Stored data:
****************

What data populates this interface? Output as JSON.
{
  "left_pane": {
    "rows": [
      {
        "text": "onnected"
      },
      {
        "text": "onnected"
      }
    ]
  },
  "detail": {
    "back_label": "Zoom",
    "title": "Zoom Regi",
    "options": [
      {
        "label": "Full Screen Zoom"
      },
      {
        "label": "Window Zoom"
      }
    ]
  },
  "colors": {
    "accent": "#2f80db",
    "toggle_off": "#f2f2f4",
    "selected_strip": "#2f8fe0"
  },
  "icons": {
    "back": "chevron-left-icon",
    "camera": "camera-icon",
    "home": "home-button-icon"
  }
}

****************

Pull out every line in the material above where "Zoom" occurs.

    "back_label": "Zoom",
    "title": "Zoom Regi",
        "label": "Full Screen Zoom"
        "label": "Window Zoom"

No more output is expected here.